Please transcribe the records precisely; pictures stay out of your copy.

**Data records**
Begin
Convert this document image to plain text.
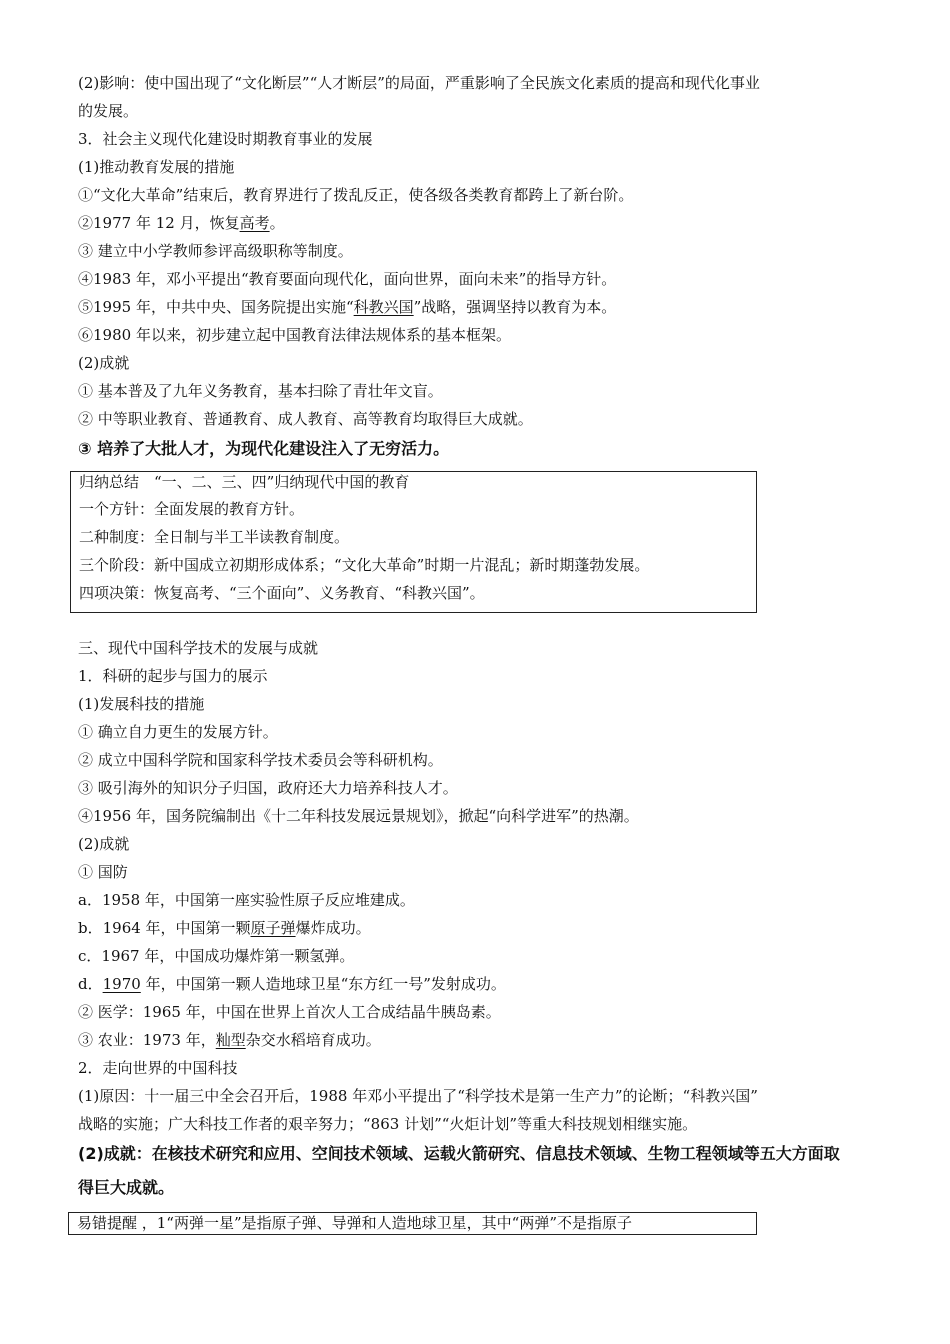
(2)影响：使中国出现了“文化断层”“人才断层”的局面，严重影响了全民族文化素质的提高和现代化事业
的发展。
3．社会主义现代化建设时期教育事业的发展
(1)推动教育发展的措施
①“文化大革命”结束后，教育界进行了拨乱反正，使各级各类教育都跨上了新台阶。
②1977 年 12 月，恢复高考。
③ 建立中小学教师参评高级职称等制度。
④1983 年，邓小平提出“教育要面向现代化，面向世界，面向未来”的指导方针。
⑤1995 年，中共中央、国务院提出实施“科教兴国”战略，强调坚持以教育为本。
⑥1980 年以来，初步建立起中国教育法律法规体系的基本框架。
(2)成就
① 基本普及了九年义务教育，基本扫除了青壮年文盲。
② 中等职业教育、普通教育、成人教育、高等教育均取得巨大成就。
③ 培养了大批人才，为现代化建设注入了无穷活力。
归纳总结　“一、二、三、四”归纳现代中国的教育
一个方针：全面发展的教育方针。
二种制度：全日制与半工半读教育制度。
三个阶段：新中国成立初期形成体系；“文化大革命”时期一片混乱；新时期蓬勃发展。
四项决策：恢复高考、“三个面向”、义务教育、“科教兴国”。
三、现代中国科学技术的发展与成就
1．科研的起步与国力的展示
(1)发展科技的措施
① 确立自力更生的发展方针。
② 成立中国科学院和国家科学技术委员会等科研机构。
③ 吸引海外的知识分子归国，政府还大力培养科技人才。
④1956 年，国务院编制出《十二年科技发展远景规划》，掀起“向科学进军”的热潮。
(2)成就
① 国防
a．1958 年，中国第一座实验性原子反应堆建成。
b．1964 年，中国第一颗原子弹爆炸成功。
c．1967 年，中国成功爆炸第一颗氢弹。
d．1970 年，中国第一颗人造地球卫星“东方红一号”发射成功。
② 医学：1965 年，中国在世界上首次人工合成结晶牛胰岛素。
③ 农业：1973 年，籼型杂交水稻培育成功。
2．走向世界的中国科技
(1)原因：十一届三中全会召开后，1988 年邓小平提出了“科学技术是第一生产力”的论断；“科教兴国”
战略的实施；广大科技工作者的艰辛努力；“863 计划”“火炬计划”等重大科技规划相继实施。
(2)成就：在核技术研究和应用、空间技术领域、运载火箭研究、信息技术领域、生物工程领域等五大方面取
得巨大成就。
易错提醒 ，1“两弹一星”是指原子弹、导弹和人造地球卫星，其中“两弹”不是指原子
End
**Solution to the problem**
Convert this document image to plain text.
(2)影响：使中国出现了“文化断层”“人才断层”的局面，严重影响了全民族文化素质的提高和现代化事业
的发展。
3．社会主义现代化建设时期教育事业的发展
(1)推动教育发展的措施
①“文化大革命”结束后，教育界进行了拨乱反正，使各级各类教育都跨上了新台阶。
②1977 年 12 月，恢复高考。
③ 建立中小学教师参评高级职称等制度。
④1983 年，邓小平提出“教育要面向现代化，面向世界，面向未来”的指导方针。
⑤1995 年，中共中央、国务院提出实施“科教兴国”战略，强调坚持以教育为本。
⑥1980 年以来，初步建立起中国教育法律法规体系的基本框架。
(2)成就
① 基本普及了九年义务教育，基本扫除了青壮年文盲。
② 中等职业教育、普通教育、成人教育、高等教育均取得巨大成就。
③ 培养了大批人才，为现代化建设注入了无穷活力。
归纳总结　“一、二、三、四”归纳现代中国的教育
一个方针：全面发展的教育方针。
二种制度：全日制与半工半读教育制度。
三个阶段：新中国成立初期形成体系；“文化大革命”时期一片混乱；新时期蓬勃发展。
四项决策：恢复高考、“三个面向”、义务教育、“科教兴国”。
三、现代中国科学技术的发展与成就
1．科研的起步与国力的展示
(1)发展科技的措施
① 确立自力更生的发展方针。
② 成立中国科学院和国家科学技术委员会等科研机构。
③ 吸引海外的知识分子归国，政府还大力培养科技人才。
④1956 年，国务院编制出《十二年科技发展远景规划》，掀起“向科学进军”的热潮。
(2)成就
① 国防
a．1958 年，中国第一座实验性原子反应堆建成。
b．1964 年，中国第一颗原子弹爆炸成功。
c．1967 年，中国成功爆炸第一颗氢弹。
d．1970 年，中国第一颗人造地球卫星“东方红一号”发射成功。
② 医学：1965 年，中国在世界上首次人工合成结晶牛胰岛素。
③ 农业：1973 年，籼型杂交水稻培育成功。
2．走向世界的中国科技
(1)原因：十一届三中全会召开后，1988 年邓小平提出了“科学技术是第一生产力”的论断；“科教兴国”
战略的实施；广大科技工作者的艰辛努力；“863 计划”“火炬计划”等重大科技规划相继实施。
(2)成就：在核技术研究和应用、空间技术领域、运载火箭研究、信息技术领域、生物工程领域等五大方面取
得巨大成就。
易错提醒 ，1“两弹一星”是指原子弹、导弹和人造地球卫星，其中“两弹”不是指原子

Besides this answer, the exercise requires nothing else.